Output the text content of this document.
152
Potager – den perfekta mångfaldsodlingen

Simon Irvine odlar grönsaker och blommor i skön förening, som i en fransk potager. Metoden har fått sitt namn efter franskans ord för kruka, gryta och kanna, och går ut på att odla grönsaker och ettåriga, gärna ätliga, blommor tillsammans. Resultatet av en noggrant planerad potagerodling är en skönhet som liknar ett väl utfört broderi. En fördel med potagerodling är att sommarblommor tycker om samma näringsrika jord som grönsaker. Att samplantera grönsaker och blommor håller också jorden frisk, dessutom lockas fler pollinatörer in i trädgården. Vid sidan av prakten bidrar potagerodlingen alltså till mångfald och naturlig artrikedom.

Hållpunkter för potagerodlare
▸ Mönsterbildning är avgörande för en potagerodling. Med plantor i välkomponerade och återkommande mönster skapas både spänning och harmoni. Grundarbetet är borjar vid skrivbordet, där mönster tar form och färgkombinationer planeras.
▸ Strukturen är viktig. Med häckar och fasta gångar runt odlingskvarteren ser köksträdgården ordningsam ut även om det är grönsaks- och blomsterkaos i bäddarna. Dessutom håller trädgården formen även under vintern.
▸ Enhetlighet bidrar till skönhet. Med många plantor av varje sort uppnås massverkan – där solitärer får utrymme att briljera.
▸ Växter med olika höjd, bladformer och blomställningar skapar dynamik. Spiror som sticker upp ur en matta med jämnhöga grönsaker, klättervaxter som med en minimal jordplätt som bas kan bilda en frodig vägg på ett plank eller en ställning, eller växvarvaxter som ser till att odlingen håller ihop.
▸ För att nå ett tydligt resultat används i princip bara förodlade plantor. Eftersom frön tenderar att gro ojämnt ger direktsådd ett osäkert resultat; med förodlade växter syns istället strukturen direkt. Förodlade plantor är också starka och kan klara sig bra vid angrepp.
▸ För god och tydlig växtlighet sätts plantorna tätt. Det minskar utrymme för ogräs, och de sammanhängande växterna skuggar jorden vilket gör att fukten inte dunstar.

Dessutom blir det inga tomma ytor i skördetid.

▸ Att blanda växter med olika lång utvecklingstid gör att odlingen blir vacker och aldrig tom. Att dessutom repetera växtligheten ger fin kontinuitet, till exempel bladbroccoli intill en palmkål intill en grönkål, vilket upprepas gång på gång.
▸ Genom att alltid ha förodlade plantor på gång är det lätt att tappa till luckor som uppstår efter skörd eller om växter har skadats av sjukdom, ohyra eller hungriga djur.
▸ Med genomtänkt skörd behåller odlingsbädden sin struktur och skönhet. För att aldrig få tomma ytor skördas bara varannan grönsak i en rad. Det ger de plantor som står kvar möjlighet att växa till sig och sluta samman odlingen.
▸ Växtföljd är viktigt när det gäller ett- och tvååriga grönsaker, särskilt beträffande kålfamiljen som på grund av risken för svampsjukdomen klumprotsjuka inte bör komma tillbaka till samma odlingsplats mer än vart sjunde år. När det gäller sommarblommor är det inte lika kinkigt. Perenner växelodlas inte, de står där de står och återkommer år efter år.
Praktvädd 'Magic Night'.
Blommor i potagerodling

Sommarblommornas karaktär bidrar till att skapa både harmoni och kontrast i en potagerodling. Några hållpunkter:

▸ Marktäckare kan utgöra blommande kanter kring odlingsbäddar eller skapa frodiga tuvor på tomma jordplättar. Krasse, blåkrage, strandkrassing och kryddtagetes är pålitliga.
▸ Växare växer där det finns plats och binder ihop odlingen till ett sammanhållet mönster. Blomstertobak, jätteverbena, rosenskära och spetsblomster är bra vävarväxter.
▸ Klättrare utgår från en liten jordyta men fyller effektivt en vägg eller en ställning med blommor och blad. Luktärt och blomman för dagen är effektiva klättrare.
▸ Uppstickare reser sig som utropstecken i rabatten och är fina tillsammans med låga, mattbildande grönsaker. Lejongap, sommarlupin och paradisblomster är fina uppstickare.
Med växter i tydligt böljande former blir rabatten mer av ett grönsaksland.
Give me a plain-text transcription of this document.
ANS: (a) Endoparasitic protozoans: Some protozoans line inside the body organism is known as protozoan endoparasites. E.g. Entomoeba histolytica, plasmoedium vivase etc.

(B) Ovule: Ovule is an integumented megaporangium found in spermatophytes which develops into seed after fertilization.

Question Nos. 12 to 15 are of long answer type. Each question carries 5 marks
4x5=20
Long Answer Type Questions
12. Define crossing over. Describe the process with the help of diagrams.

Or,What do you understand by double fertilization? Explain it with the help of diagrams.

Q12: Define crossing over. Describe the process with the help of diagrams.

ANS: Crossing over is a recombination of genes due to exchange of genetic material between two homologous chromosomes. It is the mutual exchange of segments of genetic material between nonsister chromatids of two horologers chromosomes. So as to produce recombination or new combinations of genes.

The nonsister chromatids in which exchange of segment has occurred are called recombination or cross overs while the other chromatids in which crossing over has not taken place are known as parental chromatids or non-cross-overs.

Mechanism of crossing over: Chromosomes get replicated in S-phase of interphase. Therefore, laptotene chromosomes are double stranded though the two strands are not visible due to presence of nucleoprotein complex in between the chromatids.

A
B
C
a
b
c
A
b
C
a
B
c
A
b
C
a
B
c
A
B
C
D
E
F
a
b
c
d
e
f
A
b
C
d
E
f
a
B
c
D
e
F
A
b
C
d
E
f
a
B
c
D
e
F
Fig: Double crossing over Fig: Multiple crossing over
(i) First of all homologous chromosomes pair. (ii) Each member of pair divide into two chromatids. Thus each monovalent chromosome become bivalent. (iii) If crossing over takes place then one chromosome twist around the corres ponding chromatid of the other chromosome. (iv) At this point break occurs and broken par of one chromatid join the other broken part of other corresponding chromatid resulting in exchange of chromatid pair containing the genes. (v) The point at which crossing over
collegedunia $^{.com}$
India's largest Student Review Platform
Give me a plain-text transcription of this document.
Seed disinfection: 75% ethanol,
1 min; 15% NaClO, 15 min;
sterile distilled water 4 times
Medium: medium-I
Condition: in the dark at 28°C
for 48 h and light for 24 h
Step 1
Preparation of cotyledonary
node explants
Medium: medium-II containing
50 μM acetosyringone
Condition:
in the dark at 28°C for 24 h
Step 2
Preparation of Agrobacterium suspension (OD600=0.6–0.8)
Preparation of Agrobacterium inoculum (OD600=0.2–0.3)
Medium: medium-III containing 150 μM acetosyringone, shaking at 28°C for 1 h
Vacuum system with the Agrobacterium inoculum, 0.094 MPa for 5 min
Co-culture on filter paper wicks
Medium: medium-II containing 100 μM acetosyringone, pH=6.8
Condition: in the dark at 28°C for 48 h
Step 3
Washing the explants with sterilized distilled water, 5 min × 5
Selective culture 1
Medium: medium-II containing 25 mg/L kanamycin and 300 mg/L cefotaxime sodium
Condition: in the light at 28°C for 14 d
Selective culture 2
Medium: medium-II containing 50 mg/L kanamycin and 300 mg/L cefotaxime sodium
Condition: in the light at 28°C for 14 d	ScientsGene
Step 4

◆ Assignment: Check the listing for the word "Preparation". Show each line that has it.

◆ Task solution:
Preparation of cotyledonary
Preparation of Agrobacterium suspension (OD600=0.6–0.8)
Preparation of Agrobacterium inoculum (OD600=0.2–0.3)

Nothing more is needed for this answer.